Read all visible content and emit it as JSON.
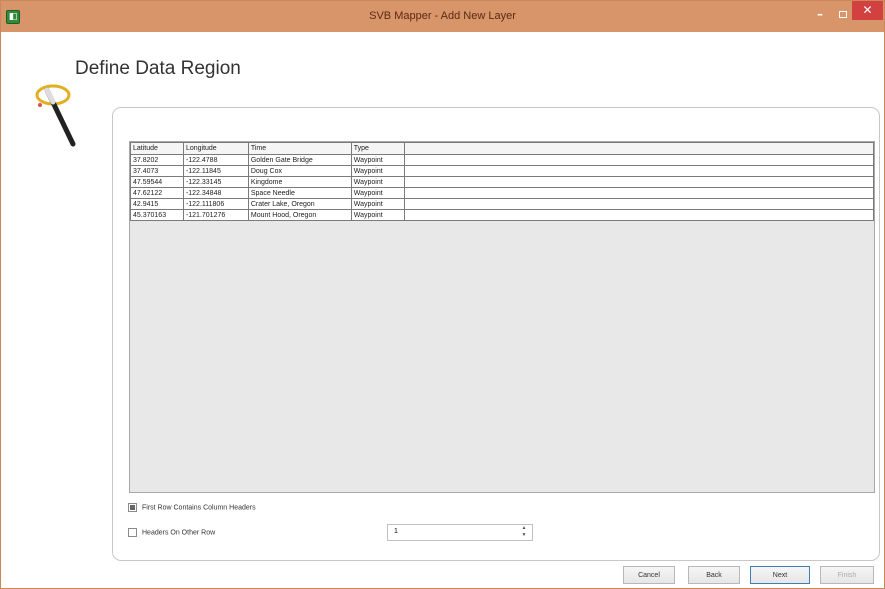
{
  "window": {
    "title": "SVB Mapper - Add New Layer",
    "icon_label": "◧",
    "min_label": "–",
    "close_label": "✕"
  },
  "page": {
    "heading": "Define Data Region"
  },
  "table": {
    "columns": [
      "Latitude",
      "Longitude",
      "Time",
      "Type"
    ],
    "rows": [
      [
        "37.8202",
        "-122.4788",
        "Golden Gate Bridge",
        "Waypoint"
      ],
      [
        "37.4073",
        "-122.11845",
        "Doug Cox",
        "Waypoint"
      ],
      [
        "47.59544",
        "-122.33145",
        "Kingdome",
        "Waypoint"
      ],
      [
        "47.62122",
        "-122.34848",
        "Space Needle",
        "Waypoint"
      ],
      [
        "42.9415",
        "-122.111806",
        "Crater Lake, Oregon",
        "Waypoint"
      ],
      [
        "45.370163",
        "-121.701276",
        "Mount Hood, Oregon",
        "Waypoint"
      ]
    ]
  },
  "options": {
    "first_row_headers": {
      "label": "First Row Contains Column Headers",
      "checked": true
    },
    "headers_other_row": {
      "label": "Headers On Other Row",
      "checked": false
    },
    "row_value": "1",
    "up_glyph": "▲",
    "down_glyph": "▼"
  },
  "buttons": {
    "cancel": "Cancel",
    "back": "Back",
    "next": "Next",
    "finish": "Finish"
  }
}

········

Extract all the data above exactly, excluding every picture.

Read all visible content and emit it as JSON.
{
  "window": {
    "title": "SVB Mapper - Add New Layer",
    "icon_label": "◧",
    "min_label": "–",
    "close_label": "✕"
  },
  "page": {
    "heading": "Define Data Region"
  },
  "table": {
    "columns": [
      "Latitude",
      "Longitude",
      "Time",
      "Type"
    ],
    "rows": [
      [
        "37.8202",
        "-122.4788",
        "Golden Gate Bridge",
        "Waypoint"
      ],
      [
        "37.4073",
        "-122.11845",
        "Doug Cox",
        "Waypoint"
      ],
      [
        "47.59544",
        "-122.33145",
        "Kingdome",
        "Waypoint"
      ],
      [
        "47.62122",
        "-122.34848",
        "Space Needle",
        "Waypoint"
      ],
      [
        "42.9415",
        "-122.111806",
        "Crater Lake, Oregon",
        "Waypoint"
      ],
      [
        "45.370163",
        "-121.701276",
        "Mount Hood, Oregon",
        "Waypoint"
      ]
    ]
  },
  "options": {
    "first_row_headers": {
      "label": "First Row Contains Column Headers",
      "checked": true
    },
    "headers_other_row": {
      "label": "Headers On Other Row",
      "checked": false
    },
    "row_value": "1",
    "up_glyph": "▲",
    "down_glyph": "▼"
  },
  "buttons": {
    "cancel": "Cancel",
    "back": "Back",
    "next": "Next",
    "finish": "Finish"
  }
}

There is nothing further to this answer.